(The exercise)
Pictures aside, repeat every entry exactly.

(Excerpted records)
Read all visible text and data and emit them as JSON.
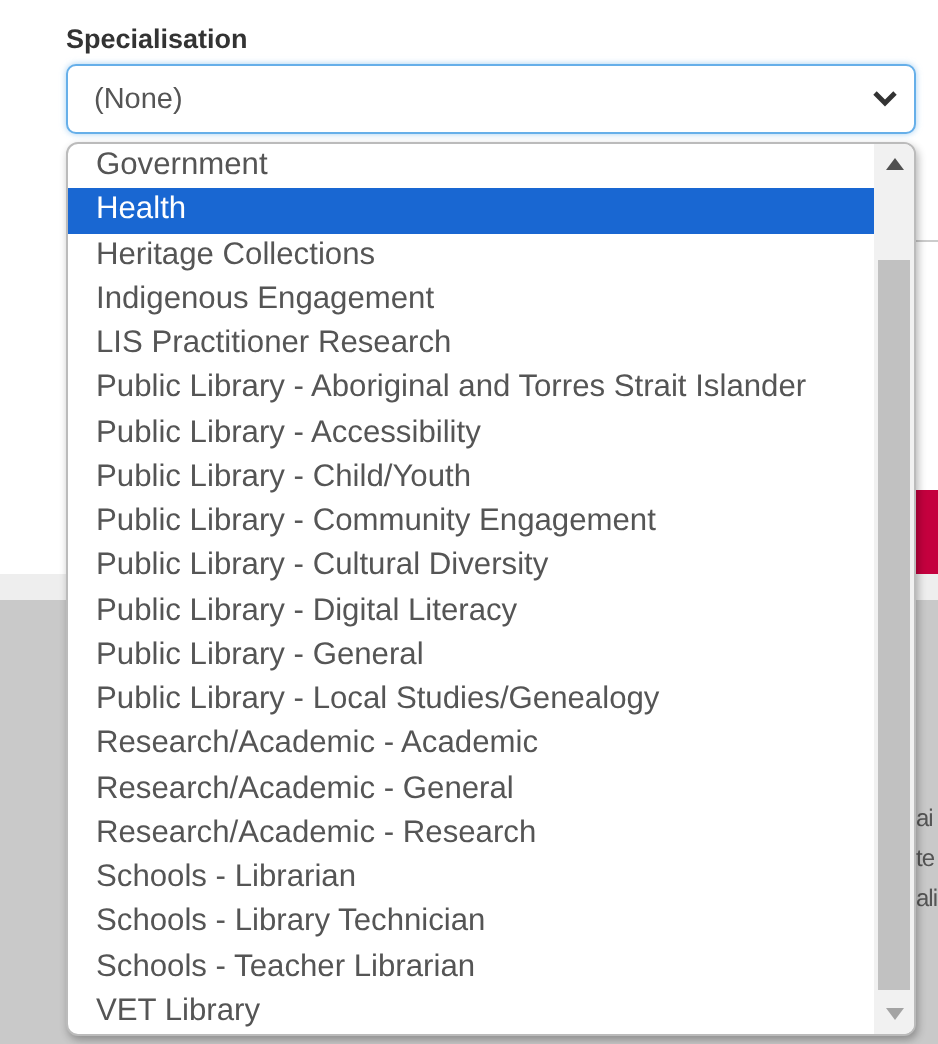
{
  "field": {
    "label": "Specialisation",
    "value": "(None)"
  },
  "options": [
    {
      "label": "Government",
      "selected": false
    },
    {
      "label": "Health",
      "selected": true
    },
    {
      "label": "Heritage Collections",
      "selected": false
    },
    {
      "label": "Indigenous Engagement",
      "selected": false
    },
    {
      "label": "LIS Practitioner Research",
      "selected": false
    },
    {
      "label": "Public Library - Aboriginal and Torres Strait Islander",
      "selected": false
    },
    {
      "label": "Public Library - Accessibility",
      "selected": false
    },
    {
      "label": "Public Library - Child/Youth",
      "selected": false
    },
    {
      "label": "Public Library - Community Engagement",
      "selected": false
    },
    {
      "label": "Public Library - Cultural Diversity",
      "selected": false
    },
    {
      "label": "Public Library - Digital Literacy",
      "selected": false
    },
    {
      "label": "Public Library - General",
      "selected": false
    },
    {
      "label": "Public Library - Local Studies/Genealogy",
      "selected": false
    },
    {
      "label": "Research/Academic - Academic",
      "selected": false
    },
    {
      "label": "Research/Academic - General",
      "selected": false
    },
    {
      "label": "Research/Academic - Research",
      "selected": false
    },
    {
      "label": "Schools - Librarian",
      "selected": false
    },
    {
      "label": "Schools - Library Technician",
      "selected": false
    },
    {
      "label": "Schools - Teacher Librarian",
      "selected": false
    },
    {
      "label": "VET Library",
      "selected": false
    }
  ],
  "background_fragments": [
    "ai",
    "te",
    "ali"
  ]
}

(Reply)
Read all visible text and data and emit them as JSON.
{
  "field": {
    "label": "Specialisation",
    "value": "(None)"
  },
  "options": [
    {
      "label": "Government",
      "selected": false
    },
    {
      "label": "Health",
      "selected": true
    },
    {
      "label": "Heritage Collections",
      "selected": false
    },
    {
      "label": "Indigenous Engagement",
      "selected": false
    },
    {
      "label": "LIS Practitioner Research",
      "selected": false
    },
    {
      "label": "Public Library - Aboriginal and Torres Strait Islander",
      "selected": false
    },
    {
      "label": "Public Library - Accessibility",
      "selected": false
    },
    {
      "label": "Public Library - Child/Youth",
      "selected": false
    },
    {
      "label": "Public Library - Community Engagement",
      "selected": false
    },
    {
      "label": "Public Library - Cultural Diversity",
      "selected": false
    },
    {
      "label": "Public Library - Digital Literacy",
      "selected": false
    },
    {
      "label": "Public Library - General",
      "selected": false
    },
    {
      "label": "Public Library - Local Studies/Genealogy",
      "selected": false
    },
    {
      "label": "Research/Academic - Academic",
      "selected": false
    },
    {
      "label": "Research/Academic - General",
      "selected": false
    },
    {
      "label": "Research/Academic - Research",
      "selected": false
    },
    {
      "label": "Schools - Librarian",
      "selected": false
    },
    {
      "label": "Schools - Library Technician",
      "selected": false
    },
    {
      "label": "Schools - Teacher Librarian",
      "selected": false
    },
    {
      "label": "VET Library",
      "selected": false
    }
  ],
  "background_fragments": [
    "ai",
    "te",
    "ali"
  ]
}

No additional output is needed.